#### [What the task asks]
Check each line of the records for "Natural"; collect those that have it.

#### [Records to use]
<<<<

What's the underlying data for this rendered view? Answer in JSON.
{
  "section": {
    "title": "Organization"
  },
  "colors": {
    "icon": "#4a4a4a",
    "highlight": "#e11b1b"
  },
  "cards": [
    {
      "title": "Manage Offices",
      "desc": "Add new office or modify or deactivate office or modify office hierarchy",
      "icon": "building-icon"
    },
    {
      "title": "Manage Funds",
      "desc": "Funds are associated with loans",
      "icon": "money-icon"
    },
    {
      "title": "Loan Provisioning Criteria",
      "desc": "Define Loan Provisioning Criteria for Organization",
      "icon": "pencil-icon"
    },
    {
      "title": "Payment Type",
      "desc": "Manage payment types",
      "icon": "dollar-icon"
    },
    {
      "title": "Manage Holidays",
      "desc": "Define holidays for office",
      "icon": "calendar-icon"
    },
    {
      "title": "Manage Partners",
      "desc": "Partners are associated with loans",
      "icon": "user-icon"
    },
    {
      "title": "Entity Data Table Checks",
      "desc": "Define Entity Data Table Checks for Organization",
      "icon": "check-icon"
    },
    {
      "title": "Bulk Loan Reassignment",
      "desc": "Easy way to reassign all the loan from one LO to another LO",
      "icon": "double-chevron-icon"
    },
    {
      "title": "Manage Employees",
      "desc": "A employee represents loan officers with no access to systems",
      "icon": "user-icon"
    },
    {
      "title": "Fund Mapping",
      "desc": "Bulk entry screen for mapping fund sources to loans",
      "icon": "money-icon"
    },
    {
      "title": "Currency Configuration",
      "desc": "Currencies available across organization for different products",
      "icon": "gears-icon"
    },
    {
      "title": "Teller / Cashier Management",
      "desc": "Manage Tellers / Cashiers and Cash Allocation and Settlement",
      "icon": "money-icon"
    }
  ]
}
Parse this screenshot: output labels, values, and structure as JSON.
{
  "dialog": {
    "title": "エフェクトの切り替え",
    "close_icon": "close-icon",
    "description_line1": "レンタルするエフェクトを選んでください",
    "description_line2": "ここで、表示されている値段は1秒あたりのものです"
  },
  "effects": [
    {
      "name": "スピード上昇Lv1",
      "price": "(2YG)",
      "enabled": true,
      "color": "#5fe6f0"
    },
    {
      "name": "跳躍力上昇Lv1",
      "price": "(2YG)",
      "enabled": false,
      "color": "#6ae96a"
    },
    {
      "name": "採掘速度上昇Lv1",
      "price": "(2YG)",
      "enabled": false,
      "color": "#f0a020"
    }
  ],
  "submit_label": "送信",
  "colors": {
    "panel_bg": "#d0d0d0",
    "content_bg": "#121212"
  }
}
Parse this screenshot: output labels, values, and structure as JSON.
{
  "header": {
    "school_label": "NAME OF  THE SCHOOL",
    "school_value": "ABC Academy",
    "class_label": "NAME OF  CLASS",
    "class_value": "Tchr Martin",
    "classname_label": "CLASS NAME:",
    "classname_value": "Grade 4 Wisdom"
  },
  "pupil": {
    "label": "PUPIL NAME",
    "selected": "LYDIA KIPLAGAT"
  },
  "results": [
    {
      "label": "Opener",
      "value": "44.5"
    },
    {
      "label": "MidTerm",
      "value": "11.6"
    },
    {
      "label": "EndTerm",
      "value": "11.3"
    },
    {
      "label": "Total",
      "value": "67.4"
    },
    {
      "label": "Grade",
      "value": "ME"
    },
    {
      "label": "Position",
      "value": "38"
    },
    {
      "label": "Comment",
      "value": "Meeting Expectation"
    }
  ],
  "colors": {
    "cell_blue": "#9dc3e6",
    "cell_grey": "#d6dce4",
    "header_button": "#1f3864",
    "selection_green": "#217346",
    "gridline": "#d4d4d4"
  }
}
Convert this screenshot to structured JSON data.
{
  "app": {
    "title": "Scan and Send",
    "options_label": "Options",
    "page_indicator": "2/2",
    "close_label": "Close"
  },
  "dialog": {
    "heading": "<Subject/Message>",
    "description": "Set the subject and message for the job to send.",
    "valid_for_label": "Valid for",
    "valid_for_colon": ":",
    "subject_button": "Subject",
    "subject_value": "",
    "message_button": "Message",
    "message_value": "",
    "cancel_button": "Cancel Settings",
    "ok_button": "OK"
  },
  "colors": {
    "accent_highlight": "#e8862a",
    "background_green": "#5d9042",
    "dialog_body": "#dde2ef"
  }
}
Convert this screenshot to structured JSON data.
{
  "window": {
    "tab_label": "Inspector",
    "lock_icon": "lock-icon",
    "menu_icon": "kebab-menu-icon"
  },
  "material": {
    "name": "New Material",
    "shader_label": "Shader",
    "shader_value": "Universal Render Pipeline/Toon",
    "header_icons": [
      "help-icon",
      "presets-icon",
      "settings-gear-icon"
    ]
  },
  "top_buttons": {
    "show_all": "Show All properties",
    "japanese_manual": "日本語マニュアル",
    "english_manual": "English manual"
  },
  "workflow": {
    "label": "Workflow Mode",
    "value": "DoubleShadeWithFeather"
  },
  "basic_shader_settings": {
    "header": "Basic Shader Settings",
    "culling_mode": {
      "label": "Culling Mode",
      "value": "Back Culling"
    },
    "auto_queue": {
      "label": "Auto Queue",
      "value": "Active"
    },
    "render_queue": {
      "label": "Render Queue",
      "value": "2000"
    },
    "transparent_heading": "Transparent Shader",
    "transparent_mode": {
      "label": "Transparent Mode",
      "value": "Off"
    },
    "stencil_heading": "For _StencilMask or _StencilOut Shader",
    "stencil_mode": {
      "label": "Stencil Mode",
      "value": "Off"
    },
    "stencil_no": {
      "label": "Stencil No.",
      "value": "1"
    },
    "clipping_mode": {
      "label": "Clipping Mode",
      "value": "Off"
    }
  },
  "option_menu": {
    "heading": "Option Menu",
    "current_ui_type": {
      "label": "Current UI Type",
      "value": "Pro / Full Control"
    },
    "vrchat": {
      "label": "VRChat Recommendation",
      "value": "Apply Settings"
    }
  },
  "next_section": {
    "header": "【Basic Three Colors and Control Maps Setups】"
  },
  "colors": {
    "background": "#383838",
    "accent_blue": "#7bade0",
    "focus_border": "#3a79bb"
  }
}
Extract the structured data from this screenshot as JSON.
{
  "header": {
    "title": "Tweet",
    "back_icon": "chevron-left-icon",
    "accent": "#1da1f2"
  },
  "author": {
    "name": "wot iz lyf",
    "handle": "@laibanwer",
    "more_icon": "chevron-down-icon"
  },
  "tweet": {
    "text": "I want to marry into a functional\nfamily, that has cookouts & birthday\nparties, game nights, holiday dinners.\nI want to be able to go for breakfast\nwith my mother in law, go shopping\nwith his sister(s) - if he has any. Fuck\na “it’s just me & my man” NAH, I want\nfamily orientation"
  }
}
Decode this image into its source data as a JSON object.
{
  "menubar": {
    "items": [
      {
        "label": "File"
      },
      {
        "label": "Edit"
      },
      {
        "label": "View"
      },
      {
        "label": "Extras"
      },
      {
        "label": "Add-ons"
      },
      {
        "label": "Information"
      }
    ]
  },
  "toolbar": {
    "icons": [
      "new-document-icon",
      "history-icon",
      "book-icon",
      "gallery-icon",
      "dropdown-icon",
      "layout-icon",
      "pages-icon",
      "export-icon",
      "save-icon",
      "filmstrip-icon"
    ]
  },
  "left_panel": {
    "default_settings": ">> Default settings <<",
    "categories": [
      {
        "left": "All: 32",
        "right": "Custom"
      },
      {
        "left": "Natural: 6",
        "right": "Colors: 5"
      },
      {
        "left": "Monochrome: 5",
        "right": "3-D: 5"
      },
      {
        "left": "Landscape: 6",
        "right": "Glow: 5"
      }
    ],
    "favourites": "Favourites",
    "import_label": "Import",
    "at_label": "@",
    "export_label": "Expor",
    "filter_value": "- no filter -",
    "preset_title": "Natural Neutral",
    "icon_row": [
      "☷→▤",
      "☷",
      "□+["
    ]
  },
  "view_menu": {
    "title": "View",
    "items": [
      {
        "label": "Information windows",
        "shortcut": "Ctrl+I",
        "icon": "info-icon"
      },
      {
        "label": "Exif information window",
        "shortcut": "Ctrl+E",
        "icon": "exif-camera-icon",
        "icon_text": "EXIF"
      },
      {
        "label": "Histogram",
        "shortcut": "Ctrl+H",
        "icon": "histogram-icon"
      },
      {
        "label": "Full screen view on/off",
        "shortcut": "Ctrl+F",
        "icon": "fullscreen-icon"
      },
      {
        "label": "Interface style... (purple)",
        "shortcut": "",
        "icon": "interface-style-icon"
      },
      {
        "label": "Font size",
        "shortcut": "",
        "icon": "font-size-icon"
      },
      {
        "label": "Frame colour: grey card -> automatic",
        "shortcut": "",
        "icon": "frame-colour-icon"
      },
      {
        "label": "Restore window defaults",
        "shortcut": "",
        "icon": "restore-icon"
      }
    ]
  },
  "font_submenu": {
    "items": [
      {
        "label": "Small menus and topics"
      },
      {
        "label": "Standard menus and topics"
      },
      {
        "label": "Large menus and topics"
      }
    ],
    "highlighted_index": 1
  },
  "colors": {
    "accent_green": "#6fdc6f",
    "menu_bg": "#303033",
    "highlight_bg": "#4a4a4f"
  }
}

>>>>

#### [Exercise output]
        "left": "Natural: 6",
    "preset_title": "Natural Neutral",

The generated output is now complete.